> **GIVEN EXERCISE**
From the listing below, extract each line containing the string "Test".

> **Stored records**
* BEGIN *
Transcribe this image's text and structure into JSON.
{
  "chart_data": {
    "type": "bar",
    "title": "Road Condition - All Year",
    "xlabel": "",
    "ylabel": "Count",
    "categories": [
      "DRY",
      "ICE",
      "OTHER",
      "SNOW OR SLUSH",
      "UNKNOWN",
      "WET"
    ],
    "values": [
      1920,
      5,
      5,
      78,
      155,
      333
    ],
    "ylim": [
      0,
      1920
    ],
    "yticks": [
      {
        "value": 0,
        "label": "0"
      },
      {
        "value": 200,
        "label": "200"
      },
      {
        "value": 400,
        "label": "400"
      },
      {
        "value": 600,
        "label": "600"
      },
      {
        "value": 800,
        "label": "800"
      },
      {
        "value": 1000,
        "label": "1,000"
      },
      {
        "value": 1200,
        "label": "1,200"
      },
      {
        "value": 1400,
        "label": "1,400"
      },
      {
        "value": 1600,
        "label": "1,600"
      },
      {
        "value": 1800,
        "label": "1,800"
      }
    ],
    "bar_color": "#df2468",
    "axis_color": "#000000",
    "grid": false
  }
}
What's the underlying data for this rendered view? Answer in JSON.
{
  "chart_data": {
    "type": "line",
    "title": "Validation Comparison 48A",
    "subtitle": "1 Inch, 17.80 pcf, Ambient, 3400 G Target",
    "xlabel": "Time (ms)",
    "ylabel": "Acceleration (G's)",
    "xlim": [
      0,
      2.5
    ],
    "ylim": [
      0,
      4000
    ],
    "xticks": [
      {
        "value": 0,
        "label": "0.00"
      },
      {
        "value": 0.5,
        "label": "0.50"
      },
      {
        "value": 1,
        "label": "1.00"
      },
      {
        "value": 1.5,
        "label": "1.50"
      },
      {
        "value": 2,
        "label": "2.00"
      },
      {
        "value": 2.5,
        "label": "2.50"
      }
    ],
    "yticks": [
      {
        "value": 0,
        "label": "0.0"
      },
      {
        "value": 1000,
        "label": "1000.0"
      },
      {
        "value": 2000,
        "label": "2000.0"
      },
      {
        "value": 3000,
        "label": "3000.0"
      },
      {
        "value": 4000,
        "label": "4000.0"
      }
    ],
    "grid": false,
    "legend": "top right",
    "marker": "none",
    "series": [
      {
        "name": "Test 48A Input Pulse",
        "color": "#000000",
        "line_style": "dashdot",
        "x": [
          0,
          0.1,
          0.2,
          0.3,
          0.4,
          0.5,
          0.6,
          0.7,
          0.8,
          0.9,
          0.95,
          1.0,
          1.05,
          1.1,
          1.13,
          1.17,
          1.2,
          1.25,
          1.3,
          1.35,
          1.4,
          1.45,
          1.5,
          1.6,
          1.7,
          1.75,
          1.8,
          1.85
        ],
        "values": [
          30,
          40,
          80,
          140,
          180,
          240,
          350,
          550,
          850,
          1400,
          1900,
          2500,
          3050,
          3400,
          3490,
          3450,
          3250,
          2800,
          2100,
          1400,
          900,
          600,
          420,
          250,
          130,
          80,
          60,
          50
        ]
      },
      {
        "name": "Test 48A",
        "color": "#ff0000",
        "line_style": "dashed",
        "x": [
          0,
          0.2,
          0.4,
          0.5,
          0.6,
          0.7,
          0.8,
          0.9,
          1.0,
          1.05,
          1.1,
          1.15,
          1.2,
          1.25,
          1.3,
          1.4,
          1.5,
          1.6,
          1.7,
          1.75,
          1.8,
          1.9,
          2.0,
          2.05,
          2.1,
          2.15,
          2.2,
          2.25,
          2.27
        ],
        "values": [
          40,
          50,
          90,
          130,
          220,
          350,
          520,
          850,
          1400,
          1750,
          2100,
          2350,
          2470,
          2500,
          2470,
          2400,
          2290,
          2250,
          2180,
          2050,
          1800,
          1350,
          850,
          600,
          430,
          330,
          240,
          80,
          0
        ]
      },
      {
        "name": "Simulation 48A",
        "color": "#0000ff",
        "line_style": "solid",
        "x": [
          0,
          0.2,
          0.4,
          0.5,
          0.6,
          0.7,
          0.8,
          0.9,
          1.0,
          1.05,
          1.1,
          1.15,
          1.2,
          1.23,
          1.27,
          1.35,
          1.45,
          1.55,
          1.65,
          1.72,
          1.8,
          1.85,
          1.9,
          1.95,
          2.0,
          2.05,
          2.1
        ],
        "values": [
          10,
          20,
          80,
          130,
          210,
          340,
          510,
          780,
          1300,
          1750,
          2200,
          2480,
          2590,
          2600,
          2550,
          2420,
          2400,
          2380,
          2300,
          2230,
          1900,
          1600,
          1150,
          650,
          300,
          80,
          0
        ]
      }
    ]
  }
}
* END *
> **SOLVED EXERCISE**
        "name": "Test 48A Input Pulse",
        "name": "Test 48A",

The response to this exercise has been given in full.